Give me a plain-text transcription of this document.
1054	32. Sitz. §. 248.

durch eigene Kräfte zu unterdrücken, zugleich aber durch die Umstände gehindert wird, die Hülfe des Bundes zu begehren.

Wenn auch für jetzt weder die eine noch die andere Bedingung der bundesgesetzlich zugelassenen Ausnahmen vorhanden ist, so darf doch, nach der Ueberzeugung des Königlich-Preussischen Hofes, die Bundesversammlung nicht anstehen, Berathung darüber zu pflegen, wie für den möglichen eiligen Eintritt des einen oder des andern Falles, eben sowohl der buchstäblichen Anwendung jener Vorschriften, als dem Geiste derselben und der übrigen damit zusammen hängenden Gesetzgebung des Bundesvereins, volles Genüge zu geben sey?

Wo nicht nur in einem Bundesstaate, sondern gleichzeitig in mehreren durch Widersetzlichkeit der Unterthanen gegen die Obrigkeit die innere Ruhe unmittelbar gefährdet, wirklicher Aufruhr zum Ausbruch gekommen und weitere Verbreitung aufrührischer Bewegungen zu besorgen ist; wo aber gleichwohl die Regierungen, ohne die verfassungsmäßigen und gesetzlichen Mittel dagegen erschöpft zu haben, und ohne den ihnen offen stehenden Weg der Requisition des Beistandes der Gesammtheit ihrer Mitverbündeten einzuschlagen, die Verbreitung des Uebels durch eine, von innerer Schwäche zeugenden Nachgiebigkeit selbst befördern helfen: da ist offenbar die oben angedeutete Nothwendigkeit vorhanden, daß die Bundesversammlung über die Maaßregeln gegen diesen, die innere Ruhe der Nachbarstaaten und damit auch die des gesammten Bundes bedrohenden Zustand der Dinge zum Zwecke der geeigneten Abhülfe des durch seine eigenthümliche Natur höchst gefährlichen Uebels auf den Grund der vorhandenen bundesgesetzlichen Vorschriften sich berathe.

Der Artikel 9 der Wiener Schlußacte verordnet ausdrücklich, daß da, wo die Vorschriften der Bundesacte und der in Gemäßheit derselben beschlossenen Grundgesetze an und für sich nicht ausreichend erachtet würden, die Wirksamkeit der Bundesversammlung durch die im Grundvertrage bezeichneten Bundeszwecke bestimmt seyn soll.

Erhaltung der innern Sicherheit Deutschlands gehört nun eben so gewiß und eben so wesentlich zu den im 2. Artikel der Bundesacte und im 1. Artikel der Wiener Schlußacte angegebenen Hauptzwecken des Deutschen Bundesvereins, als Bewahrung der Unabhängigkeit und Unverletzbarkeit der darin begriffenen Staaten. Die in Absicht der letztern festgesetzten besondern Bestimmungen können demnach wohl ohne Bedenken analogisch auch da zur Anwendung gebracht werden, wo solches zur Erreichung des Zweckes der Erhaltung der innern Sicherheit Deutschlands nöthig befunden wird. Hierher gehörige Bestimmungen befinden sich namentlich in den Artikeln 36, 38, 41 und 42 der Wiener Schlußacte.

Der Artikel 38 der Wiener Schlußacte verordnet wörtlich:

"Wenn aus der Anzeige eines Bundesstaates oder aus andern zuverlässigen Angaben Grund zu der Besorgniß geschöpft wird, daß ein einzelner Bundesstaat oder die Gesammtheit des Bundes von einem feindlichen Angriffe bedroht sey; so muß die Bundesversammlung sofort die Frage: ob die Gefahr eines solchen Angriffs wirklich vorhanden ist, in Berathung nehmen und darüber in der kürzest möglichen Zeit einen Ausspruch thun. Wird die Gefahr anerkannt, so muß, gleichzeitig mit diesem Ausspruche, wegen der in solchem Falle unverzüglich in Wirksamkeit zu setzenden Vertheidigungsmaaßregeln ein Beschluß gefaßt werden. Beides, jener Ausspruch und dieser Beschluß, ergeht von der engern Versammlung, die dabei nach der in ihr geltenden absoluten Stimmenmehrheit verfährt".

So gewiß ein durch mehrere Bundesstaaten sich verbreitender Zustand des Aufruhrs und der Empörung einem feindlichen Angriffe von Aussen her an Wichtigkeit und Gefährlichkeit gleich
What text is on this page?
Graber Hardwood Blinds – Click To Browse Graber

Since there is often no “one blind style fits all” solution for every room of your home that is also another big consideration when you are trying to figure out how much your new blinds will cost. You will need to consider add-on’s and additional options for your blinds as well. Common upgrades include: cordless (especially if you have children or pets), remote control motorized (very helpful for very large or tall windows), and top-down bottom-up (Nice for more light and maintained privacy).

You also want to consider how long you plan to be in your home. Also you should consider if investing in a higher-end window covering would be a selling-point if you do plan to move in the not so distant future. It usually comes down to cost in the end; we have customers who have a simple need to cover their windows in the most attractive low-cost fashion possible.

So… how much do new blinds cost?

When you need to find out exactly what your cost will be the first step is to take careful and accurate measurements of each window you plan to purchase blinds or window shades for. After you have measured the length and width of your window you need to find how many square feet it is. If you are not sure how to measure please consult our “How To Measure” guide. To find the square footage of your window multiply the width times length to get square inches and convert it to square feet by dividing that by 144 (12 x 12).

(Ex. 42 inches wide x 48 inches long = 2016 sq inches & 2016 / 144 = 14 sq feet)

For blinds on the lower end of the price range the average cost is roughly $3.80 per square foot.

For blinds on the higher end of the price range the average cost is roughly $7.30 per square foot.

EXERCISE GOAL - Take the entries above and transcribe them exactly.

COMPLETE RESPONSE -
Give me a plain-text transcription of this document.
1054	32. Sitz. §. 248.

durch eigene Kräfte zu unterdrücken, zugleich aber durch die Umstände gehindert wird, die Hülfe des Bundes zu begehren.

Wenn auch für jetzt weder die eine noch die andere Bedingung der bundesgesetzlich zugelassenen Ausnahmen vorhanden ist, so darf doch, nach der Ueberzeugung des Königlich-Preussischen Hofes, die Bundesversammlung nicht anstehen, Berathung darüber zu pflegen, wie für den möglichen eiligen Eintritt des einen oder des andern Falles, eben sowohl der buchstäblichen Anwendung jener Vorschriften, als dem Geiste derselben und der übrigen damit zusammen hängenden Gesetzgebung des Bundesvereins, volles Genüge zu geben sey?

Wo nicht nur in einem Bundesstaate, sondern gleichzeitig in mehreren durch Widersetzlichkeit der Unterthanen gegen die Obrigkeit die innere Ruhe unmittelbar gefährdet, wirklicher Aufruhr zum Ausbruch gekommen und weitere Verbreitung aufrührischer Bewegungen zu besorgen ist; wo aber gleichwohl die Regierungen, ohne die verfassungsmäßigen und gesetzlichen Mittel dagegen erschöpft zu haben, und ohne den ihnen offen stehenden Weg der Requisition des Beistandes der Gesammtheit ihrer Mitverbündeten einzuschlagen, die Verbreitung des Uebels durch eine, von innerer Schwäche zeugenden Nachgiebigkeit selbst befördern helfen: da ist offenbar die oben angedeutete Nothwendigkeit vorhanden, daß die Bundesversammlung über die Maaßregeln gegen diesen, die innere Ruhe der Nachbarstaaten und damit auch die des gesammten Bundes bedrohenden Zustand der Dinge zum Zwecke der geeigneten Abhülfe des durch seine eigenthümliche Natur höchst gefährlichen Uebels auf den Grund der vorhandenen bundesgesetzlichen Vorschriften sich berathe.

Der Artikel 9 der Wiener Schlußacte verordnet ausdrücklich, daß da, wo die Vorschriften der Bundesacte und der in Gemäßheit derselben beschlossenen Grundgesetze an und für sich nicht ausreichend erachtet würden, die Wirksamkeit der Bundesversammlung durch die im Grundvertrage bezeichneten Bundeszwecke bestimmt seyn soll.

Erhaltung der innern Sicherheit Deutschlands gehört nun eben so gewiß und eben so wesentlich zu den im 2. Artikel der Bundesacte und im 1. Artikel der Wiener Schlußacte angegebenen Hauptzwecken des Deutschen Bundesvereins, als Bewahrung der Unabhängigkeit und Unverletzbarkeit der darin begriffenen Staaten. Die in Absicht der letztern festgesetzten besondern Bestimmungen können demnach wohl ohne Bedenken analogisch auch da zur Anwendung gebracht werden, wo solches zur Erreichung des Zweckes der Erhaltung der innern Sicherheit Deutschlands nöthig befunden wird. Hierher gehörige Bestimmungen befinden sich namentlich in den Artikeln 36, 38, 41 und 42 der Wiener Schlußacte.

Der Artikel 38 der Wiener Schlußacte verordnet wörtlich:

"Wenn aus der Anzeige eines Bundesstaates oder aus andern zuverlässigen Angaben Grund zu der Besorgniß geschöpft wird, daß ein einzelner Bundesstaat oder die Gesammtheit des Bundes von einem feindlichen Angriffe bedroht sey; so muß die Bundesversammlung sofort die Frage: ob die Gefahr eines solchen Angriffs wirklich vorhanden ist, in Berathung nehmen und darüber in der kürzest möglichen Zeit einen Ausspruch thun. Wird die Gefahr anerkannt, so muß, gleichzeitig mit diesem Ausspruche, wegen der in solchem Falle unverzüglich in Wirksamkeit zu setzenden Vertheidigungsmaaßregeln ein Beschluß gefaßt werden. Beides, jener Ausspruch und dieser Beschluß, ergeht von der engern Versammlung, die dabei nach der in ihr geltenden absoluten Stimmenmehrheit verfährt".

So gewiß ein durch mehrere Bundesstaaten sich verbreitender Zustand des Aufruhrs und der Empörung einem feindlichen Angriffe von Aussen her an Wichtigkeit und Gefährlichkeit gleich
What text is on this page?
Graber Hardwood Blinds – Click To Browse Graber

Since there is often no “one blind style fits all” solution for every room of your home that is also another big consideration when you are trying to figure out how much your new blinds will cost. You will need to consider add-on’s and additional options for your blinds as well. Common upgrades include: cordless (especially if you have children or pets), remote control motorized (very helpful for very large or tall windows), and top-down bottom-up (Nice for more light and maintained privacy).

You also want to consider how long you plan to be in your home. Also you should consider if investing in a higher-end window covering would be a selling-point if you do plan to move in the not so distant future. It usually comes down to cost in the end; we have customers who have a simple need to cover their windows in the most attractive low-cost fashion possible.

So… how much do new blinds cost?

When you need to find out exactly what your cost will be the first step is to take careful and accurate measurements of each window you plan to purchase blinds or window shades for. After you have measured the length and width of your window you need to find how many square feet it is. If you are not sure how to measure please consult our “How To Measure” guide. To find the square footage of your window multiply the width times length to get square inches and convert it to square feet by dividing that by 144 (12 x 12).

(Ex. 42 inches wide x 48 inches long = 2016 sq inches & 2016 / 144 = 14 sq feet)

For blinds on the lower end of the price range the average cost is roughly $3.80 per square foot.

For blinds on the higher end of the price range the average cost is roughly $7.30 per square foot.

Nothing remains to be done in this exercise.